» What is needed:
Restate each of the lines given below, word for word.

» Records to process:

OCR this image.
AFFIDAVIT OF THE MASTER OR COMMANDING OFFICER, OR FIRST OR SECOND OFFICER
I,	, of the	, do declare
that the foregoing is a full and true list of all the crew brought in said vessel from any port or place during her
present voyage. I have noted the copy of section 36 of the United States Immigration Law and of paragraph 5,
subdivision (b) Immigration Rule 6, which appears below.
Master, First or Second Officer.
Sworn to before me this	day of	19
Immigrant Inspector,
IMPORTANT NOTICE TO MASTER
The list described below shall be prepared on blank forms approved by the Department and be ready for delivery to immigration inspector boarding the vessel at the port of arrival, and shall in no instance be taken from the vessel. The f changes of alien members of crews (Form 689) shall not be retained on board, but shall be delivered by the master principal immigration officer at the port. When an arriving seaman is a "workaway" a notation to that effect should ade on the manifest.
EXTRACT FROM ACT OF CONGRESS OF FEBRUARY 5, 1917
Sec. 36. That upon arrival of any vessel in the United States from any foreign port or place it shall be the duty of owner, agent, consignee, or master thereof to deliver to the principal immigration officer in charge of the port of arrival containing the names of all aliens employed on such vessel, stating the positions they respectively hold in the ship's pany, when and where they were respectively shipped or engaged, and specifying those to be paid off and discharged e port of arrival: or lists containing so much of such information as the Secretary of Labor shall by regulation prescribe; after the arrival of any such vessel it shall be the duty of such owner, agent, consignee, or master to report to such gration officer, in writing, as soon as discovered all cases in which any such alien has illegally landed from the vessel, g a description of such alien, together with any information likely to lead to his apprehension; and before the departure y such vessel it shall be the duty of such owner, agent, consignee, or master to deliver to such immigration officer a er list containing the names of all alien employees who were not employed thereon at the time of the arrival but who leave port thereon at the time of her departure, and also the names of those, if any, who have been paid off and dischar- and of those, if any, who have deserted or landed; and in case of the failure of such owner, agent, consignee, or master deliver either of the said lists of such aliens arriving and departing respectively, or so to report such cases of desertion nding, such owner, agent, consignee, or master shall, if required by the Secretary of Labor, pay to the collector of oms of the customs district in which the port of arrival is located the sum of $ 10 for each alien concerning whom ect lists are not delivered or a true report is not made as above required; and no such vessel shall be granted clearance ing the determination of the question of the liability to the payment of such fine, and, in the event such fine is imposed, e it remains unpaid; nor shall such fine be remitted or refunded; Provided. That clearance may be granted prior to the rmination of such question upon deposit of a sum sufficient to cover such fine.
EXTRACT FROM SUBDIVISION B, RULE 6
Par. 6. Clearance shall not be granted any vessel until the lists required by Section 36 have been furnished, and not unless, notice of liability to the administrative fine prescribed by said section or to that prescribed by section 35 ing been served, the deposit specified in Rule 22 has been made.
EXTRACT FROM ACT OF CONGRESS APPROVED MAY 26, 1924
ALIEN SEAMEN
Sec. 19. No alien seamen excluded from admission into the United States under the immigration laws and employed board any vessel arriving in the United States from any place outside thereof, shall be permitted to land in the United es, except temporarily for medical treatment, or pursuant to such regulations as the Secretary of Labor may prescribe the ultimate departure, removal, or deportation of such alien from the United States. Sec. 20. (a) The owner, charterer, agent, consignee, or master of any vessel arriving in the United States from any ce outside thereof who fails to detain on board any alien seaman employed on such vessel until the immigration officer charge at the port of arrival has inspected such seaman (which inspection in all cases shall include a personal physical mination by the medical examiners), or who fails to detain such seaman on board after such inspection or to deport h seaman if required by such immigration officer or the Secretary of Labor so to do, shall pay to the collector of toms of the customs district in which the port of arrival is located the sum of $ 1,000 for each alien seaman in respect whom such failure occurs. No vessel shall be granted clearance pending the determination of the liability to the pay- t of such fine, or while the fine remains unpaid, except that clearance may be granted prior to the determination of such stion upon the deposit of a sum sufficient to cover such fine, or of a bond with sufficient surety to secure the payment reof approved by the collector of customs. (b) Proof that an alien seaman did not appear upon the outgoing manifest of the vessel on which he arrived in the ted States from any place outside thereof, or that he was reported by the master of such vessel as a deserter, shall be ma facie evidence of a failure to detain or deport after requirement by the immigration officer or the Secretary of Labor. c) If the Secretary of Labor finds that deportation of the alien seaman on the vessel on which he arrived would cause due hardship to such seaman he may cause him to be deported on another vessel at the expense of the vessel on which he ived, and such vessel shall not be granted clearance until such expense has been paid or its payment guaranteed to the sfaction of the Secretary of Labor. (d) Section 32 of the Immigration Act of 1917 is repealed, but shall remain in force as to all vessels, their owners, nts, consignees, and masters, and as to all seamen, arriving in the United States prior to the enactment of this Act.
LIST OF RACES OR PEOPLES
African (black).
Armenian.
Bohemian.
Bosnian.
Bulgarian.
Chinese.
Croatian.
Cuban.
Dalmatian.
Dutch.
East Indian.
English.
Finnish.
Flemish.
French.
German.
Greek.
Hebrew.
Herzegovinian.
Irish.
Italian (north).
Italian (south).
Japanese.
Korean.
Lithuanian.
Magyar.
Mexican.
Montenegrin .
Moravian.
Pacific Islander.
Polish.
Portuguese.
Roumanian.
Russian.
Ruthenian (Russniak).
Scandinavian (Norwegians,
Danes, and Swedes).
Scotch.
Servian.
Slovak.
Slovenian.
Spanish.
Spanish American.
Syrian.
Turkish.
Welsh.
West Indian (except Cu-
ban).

» Output of the exercise:
OCR this image.
AFFIDAVIT OF THE MASTER OR COMMANDING OFFICER, OR FIRST OR SECOND OFFICER
I,	, of the	, do declare
that the foregoing is a full and true list of all the crew brought in said vessel from any port or place during her
present voyage. I have noted the copy of section 36 of the United States Immigration Law and of paragraph 5,
subdivision (b) Immigration Rule 6, which appears below.
Master, First or Second Officer.
Sworn to before me this	day of	19
Immigrant Inspector,
IMPORTANT NOTICE TO MASTER
The list described below shall be prepared on blank forms approved by the Department and be ready for delivery to immigration inspector boarding the vessel at the port of arrival, and shall in no instance be taken from the vessel. The f changes of alien members of crews (Form 689) shall not be retained on board, but shall be delivered by the master principal immigration officer at the port. When an arriving seaman is a "workaway" a notation to that effect should ade on the manifest.
EXTRACT FROM ACT OF CONGRESS OF FEBRUARY 5, 1917
Sec. 36. That upon arrival of any vessel in the United States from any foreign port or place it shall be the duty of owner, agent, consignee, or master thereof to deliver to the principal immigration officer in charge of the port of arrival containing the names of all aliens employed on such vessel, stating the positions they respectively hold in the ship's pany, when and where they were respectively shipped or engaged, and specifying those to be paid off and discharged e port of arrival: or lists containing so much of such information as the Secretary of Labor shall by regulation prescribe; after the arrival of any such vessel it shall be the duty of such owner, agent, consignee, or master to report to such gration officer, in writing, as soon as discovered all cases in which any such alien has illegally landed from the vessel, g a description of such alien, together with any information likely to lead to his apprehension; and before the departure y such vessel it shall be the duty of such owner, agent, consignee, or master to deliver to such immigration officer a er list containing the names of all alien employees who were not employed thereon at the time of the arrival but who leave port thereon at the time of her departure, and also the names of those, if any, who have been paid off and dischar- and of those, if any, who have deserted or landed; and in case of the failure of such owner, agent, consignee, or master deliver either of the said lists of such aliens arriving and departing respectively, or so to report such cases of desertion nding, such owner, agent, consignee, or master shall, if required by the Secretary of Labor, pay to the collector of oms of the customs district in which the port of arrival is located the sum of $ 10 for each alien concerning whom ect lists are not delivered or a true report is not made as above required; and no such vessel shall be granted clearance ing the determination of the question of the liability to the payment of such fine, and, in the event such fine is imposed, e it remains unpaid; nor shall such fine be remitted or refunded; Provided. That clearance may be granted prior to the rmination of such question upon deposit of a sum sufficient to cover such fine.
EXTRACT FROM SUBDIVISION B, RULE 6
Par. 6. Clearance shall not be granted any vessel until the lists required by Section 36 have been furnished, and not unless, notice of liability to the administrative fine prescribed by said section or to that prescribed by section 35 ing been served, the deposit specified in Rule 22 has been made.
EXTRACT FROM ACT OF CONGRESS APPROVED MAY 26, 1924
ALIEN SEAMEN
Sec. 19. No alien seamen excluded from admission into the United States under the immigration laws and employed board any vessel arriving in the United States from any place outside thereof, shall be permitted to land in the United es, except temporarily for medical treatment, or pursuant to such regulations as the Secretary of Labor may prescribe the ultimate departure, removal, or deportation of such alien from the United States. Sec. 20. (a) The owner, charterer, agent, consignee, or master of any vessel arriving in the United States from any ce outside thereof who fails to detain on board any alien seaman employed on such vessel until the immigration officer charge at the port of arrival has inspected such seaman (which inspection in all cases shall include a personal physical mination by the medical examiners), or who fails to detain such seaman on board after such inspection or to deport h seaman if required by such immigration officer or the Secretary of Labor so to do, shall pay to the collector of toms of the customs district in which the port of arrival is located the sum of $ 1,000 for each alien seaman in respect whom such failure occurs. No vessel shall be granted clearance pending the determination of the liability to the pay- t of such fine, or while the fine remains unpaid, except that clearance may be granted prior to the determination of such stion upon the deposit of a sum sufficient to cover such fine, or of a bond with sufficient surety to secure the payment reof approved by the collector of customs. (b) Proof that an alien seaman did not appear upon the outgoing manifest of the vessel on which he arrived in the ted States from any place outside thereof, or that he was reported by the master of such vessel as a deserter, shall be ma facie evidence of a failure to detain or deport after requirement by the immigration officer or the Secretary of Labor. c) If the Secretary of Labor finds that deportation of the alien seaman on the vessel on which he arrived would cause due hardship to such seaman he may cause him to be deported on another vessel at the expense of the vessel on which he ived, and such vessel shall not be granted clearance until such expense has been paid or its payment guaranteed to the sfaction of the Secretary of Labor. (d) Section 32 of the Immigration Act of 1917 is repealed, but shall remain in force as to all vessels, their owners, nts, consignees, and masters, and as to all seamen, arriving in the United States prior to the enactment of this Act.
LIST OF RACES OR PEOPLES
African (black).
Armenian.
Bohemian.
Bosnian.
Bulgarian.
Chinese.
Croatian.
Cuban.
Dalmatian.
Dutch.
East Indian.
English.
Finnish.
Flemish.
French.
German.
Greek.
Hebrew.
Herzegovinian.
Irish.
Italian (north).
Italian (south).
Japanese.
Korean.
Lithuanian.
Magyar.
Mexican.
Montenegrin .
Moravian.
Pacific Islander.
Polish.
Portuguese.
Roumanian.
Russian.
Ruthenian (Russniak).
Scandinavian (Norwegians,
Danes, and Swedes).
Scotch.
Servian.
Slovak.
Slovenian.
Spanish.
Spanish American.
Syrian.
Turkish.
Welsh.
West Indian (except Cu-
ban).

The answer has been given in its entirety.